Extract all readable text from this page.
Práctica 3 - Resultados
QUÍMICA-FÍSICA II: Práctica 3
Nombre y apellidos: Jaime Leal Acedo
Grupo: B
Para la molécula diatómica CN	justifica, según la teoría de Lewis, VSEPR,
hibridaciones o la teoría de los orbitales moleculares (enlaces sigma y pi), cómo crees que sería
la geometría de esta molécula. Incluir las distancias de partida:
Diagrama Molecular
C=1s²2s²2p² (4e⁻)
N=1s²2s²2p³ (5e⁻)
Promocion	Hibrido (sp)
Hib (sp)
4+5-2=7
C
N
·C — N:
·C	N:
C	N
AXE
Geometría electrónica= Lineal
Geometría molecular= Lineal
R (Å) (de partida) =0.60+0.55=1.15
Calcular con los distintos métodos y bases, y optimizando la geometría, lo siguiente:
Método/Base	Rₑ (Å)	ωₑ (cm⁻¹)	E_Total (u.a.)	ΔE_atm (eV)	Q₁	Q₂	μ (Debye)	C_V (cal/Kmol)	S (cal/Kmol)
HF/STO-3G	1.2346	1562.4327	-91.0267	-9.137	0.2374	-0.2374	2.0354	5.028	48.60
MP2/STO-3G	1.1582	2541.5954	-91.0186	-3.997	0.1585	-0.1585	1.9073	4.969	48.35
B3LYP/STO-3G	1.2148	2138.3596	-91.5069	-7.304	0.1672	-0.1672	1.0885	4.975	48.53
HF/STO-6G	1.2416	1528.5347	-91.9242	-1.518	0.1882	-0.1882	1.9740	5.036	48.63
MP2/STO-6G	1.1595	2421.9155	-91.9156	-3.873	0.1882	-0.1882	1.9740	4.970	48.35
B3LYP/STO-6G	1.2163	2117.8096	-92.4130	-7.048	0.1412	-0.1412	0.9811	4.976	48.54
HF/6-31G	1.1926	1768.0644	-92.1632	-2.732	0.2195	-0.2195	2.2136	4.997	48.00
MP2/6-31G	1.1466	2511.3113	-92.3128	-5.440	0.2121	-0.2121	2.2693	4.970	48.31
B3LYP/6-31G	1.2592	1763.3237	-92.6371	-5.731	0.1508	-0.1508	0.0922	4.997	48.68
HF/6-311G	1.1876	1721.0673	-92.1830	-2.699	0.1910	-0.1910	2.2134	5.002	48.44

----------

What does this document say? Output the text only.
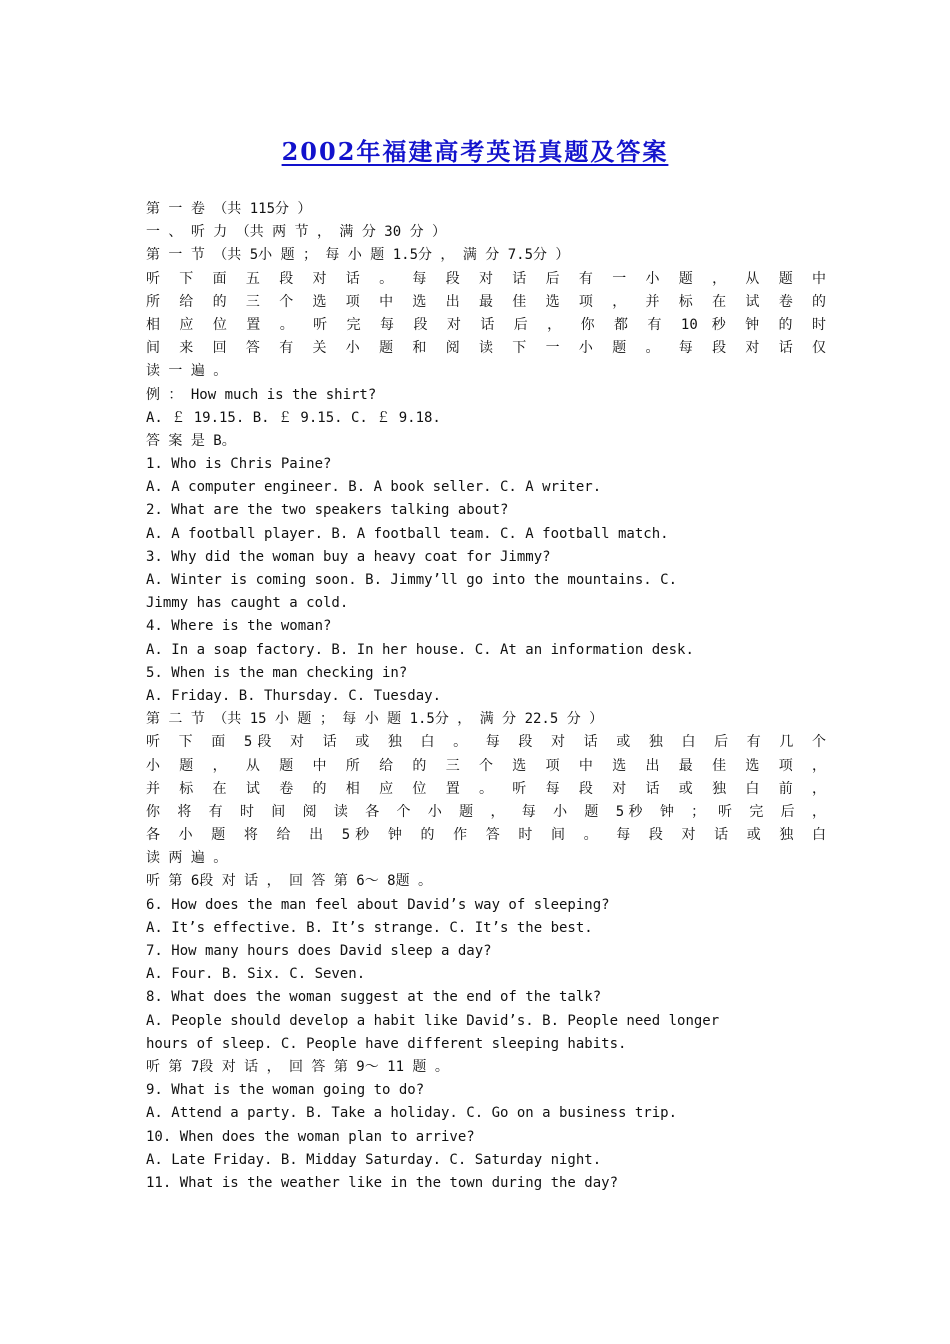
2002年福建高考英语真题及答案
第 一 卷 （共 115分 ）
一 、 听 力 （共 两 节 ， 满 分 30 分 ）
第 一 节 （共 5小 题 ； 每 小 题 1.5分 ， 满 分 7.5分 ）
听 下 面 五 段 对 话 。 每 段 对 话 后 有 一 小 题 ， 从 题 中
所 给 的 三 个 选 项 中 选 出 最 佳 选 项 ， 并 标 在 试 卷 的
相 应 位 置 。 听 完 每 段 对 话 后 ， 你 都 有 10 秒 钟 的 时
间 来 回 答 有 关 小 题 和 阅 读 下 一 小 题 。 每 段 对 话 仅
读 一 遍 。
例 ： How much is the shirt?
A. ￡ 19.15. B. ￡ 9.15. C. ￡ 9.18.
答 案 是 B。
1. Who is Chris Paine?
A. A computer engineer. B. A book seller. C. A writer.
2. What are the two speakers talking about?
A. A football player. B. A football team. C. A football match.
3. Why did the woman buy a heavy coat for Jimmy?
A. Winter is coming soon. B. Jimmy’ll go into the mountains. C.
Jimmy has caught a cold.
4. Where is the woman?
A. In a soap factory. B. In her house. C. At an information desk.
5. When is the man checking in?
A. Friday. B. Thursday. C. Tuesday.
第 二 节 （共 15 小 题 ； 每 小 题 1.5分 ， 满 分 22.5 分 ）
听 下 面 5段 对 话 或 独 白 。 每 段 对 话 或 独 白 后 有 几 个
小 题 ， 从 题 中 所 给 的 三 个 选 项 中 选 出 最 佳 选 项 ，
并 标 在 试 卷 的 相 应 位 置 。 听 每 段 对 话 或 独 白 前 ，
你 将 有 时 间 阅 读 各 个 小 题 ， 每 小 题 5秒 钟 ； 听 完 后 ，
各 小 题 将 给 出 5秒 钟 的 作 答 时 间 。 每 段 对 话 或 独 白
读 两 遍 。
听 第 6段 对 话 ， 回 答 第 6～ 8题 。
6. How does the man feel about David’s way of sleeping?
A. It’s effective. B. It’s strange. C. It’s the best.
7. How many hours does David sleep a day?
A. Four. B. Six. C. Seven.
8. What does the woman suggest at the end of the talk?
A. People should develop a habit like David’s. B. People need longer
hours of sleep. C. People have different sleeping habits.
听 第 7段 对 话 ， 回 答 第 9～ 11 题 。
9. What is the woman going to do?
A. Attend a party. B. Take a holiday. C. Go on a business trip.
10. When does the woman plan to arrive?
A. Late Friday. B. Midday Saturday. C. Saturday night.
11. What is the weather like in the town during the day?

----------

### PROBLEM REQUIREMENTS
Find the word "partida" and list each line it appears in.

### RESPONSE
la geometría de esta molécula. Incluir las distancias de partida:
R (Å) (de partida) =0.60+0.55=1.15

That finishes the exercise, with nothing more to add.